(TASK OBJECTIVE)
Locate each line with the string "size" in the listing below and copy it.

>> start TASK MATERIAL

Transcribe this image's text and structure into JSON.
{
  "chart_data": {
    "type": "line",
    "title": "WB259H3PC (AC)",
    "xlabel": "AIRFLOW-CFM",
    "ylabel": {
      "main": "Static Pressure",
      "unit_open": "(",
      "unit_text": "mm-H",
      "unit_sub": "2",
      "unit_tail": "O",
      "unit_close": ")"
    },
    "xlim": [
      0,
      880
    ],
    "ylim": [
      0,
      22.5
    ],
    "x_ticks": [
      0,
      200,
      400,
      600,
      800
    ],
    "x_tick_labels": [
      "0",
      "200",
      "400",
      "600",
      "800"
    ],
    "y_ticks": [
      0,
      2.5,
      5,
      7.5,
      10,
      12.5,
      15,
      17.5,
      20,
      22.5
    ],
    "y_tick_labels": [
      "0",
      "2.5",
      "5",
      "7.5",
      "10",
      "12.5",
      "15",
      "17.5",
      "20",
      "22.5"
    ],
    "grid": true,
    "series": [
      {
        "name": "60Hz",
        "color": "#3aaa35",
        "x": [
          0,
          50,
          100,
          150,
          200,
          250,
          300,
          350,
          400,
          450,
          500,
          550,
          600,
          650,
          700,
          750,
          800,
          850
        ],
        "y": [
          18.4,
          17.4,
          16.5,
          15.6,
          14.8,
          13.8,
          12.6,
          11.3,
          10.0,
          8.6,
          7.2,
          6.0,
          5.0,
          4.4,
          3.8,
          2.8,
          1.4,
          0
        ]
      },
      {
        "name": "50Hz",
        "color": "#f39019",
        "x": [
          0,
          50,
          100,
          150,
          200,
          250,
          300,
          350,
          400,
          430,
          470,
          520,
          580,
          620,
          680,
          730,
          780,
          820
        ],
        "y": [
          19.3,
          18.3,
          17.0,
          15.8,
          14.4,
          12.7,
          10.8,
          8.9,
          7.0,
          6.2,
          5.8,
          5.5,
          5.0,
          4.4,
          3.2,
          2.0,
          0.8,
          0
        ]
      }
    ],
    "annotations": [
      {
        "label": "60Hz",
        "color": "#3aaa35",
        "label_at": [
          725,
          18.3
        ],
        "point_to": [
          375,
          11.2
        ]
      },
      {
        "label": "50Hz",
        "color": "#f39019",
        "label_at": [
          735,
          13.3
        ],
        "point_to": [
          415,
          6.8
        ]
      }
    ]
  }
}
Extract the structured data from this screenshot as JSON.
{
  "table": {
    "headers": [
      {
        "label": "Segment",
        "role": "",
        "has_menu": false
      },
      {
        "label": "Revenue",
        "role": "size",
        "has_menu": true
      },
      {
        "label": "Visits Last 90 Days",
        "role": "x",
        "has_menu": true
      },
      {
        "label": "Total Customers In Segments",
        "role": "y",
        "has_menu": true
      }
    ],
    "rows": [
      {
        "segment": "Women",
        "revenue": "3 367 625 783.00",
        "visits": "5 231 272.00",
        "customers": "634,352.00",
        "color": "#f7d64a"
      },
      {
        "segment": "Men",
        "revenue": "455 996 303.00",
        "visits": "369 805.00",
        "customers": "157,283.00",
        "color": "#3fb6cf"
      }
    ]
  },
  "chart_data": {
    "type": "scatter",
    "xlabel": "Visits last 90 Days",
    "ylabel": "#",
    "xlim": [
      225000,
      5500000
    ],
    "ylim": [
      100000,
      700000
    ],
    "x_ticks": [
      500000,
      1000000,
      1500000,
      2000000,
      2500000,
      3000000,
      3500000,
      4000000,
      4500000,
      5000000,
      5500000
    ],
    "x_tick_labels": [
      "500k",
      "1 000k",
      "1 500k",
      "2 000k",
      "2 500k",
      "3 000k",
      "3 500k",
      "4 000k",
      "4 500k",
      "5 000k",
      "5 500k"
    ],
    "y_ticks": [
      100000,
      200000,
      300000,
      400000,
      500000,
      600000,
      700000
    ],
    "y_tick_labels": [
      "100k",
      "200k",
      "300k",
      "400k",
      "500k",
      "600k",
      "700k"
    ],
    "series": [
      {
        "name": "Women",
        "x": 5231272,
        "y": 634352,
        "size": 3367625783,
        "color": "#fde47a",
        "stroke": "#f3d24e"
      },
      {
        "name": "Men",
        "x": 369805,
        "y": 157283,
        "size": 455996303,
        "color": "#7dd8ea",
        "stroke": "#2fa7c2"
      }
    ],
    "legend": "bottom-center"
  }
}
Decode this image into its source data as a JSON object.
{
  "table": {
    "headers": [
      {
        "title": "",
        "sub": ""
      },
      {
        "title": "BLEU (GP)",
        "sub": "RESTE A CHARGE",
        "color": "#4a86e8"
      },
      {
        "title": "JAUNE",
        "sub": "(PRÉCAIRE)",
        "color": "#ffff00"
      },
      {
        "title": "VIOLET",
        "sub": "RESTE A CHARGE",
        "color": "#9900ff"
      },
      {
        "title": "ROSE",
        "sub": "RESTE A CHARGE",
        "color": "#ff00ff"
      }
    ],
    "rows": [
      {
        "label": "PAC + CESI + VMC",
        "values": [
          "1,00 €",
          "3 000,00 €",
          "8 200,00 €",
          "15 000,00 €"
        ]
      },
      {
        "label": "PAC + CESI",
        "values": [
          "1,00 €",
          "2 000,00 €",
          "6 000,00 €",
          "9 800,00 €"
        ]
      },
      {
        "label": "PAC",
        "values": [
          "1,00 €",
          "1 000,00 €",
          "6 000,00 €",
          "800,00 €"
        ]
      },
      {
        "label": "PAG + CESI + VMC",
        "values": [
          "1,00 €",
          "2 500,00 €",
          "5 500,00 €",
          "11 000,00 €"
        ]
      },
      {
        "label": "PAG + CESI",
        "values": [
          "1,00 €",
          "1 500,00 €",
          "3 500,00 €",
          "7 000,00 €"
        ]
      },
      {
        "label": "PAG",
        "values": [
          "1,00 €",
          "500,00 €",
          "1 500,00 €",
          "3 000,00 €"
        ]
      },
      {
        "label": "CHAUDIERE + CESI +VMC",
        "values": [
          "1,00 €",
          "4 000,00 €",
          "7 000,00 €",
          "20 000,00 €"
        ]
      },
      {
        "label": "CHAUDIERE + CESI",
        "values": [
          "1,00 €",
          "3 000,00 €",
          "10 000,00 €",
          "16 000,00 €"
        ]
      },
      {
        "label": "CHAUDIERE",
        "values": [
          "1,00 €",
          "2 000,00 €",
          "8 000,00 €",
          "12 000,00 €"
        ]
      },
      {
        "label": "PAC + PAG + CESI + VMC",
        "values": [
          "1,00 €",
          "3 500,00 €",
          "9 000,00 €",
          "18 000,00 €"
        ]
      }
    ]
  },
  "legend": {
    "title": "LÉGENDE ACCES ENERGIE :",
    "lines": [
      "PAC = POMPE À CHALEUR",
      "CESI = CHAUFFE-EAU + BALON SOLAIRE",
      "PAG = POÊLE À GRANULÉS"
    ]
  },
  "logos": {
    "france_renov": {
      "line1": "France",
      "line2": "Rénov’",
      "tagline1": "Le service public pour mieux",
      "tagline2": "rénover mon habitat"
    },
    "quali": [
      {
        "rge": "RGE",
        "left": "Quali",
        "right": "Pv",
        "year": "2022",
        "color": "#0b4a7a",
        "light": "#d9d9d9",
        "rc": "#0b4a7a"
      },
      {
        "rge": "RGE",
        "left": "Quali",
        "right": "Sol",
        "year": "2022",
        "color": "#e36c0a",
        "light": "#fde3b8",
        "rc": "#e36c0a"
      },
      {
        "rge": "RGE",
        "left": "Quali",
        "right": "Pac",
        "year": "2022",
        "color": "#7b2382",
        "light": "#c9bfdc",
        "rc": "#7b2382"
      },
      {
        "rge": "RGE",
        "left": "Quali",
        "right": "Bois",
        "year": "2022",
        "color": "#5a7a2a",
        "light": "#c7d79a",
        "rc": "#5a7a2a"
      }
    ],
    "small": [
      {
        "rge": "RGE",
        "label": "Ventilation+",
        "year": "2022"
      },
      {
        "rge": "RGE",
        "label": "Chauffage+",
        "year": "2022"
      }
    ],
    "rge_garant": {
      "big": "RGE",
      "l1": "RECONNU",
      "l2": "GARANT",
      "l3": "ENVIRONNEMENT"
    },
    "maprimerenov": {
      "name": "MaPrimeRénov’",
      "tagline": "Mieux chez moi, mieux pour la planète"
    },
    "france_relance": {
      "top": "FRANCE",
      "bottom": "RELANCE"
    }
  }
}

>> end TASK MATERIAL

(RESULT BELOW)
        "role": "size",
        "size": 3367625783,
        "size": 455996303,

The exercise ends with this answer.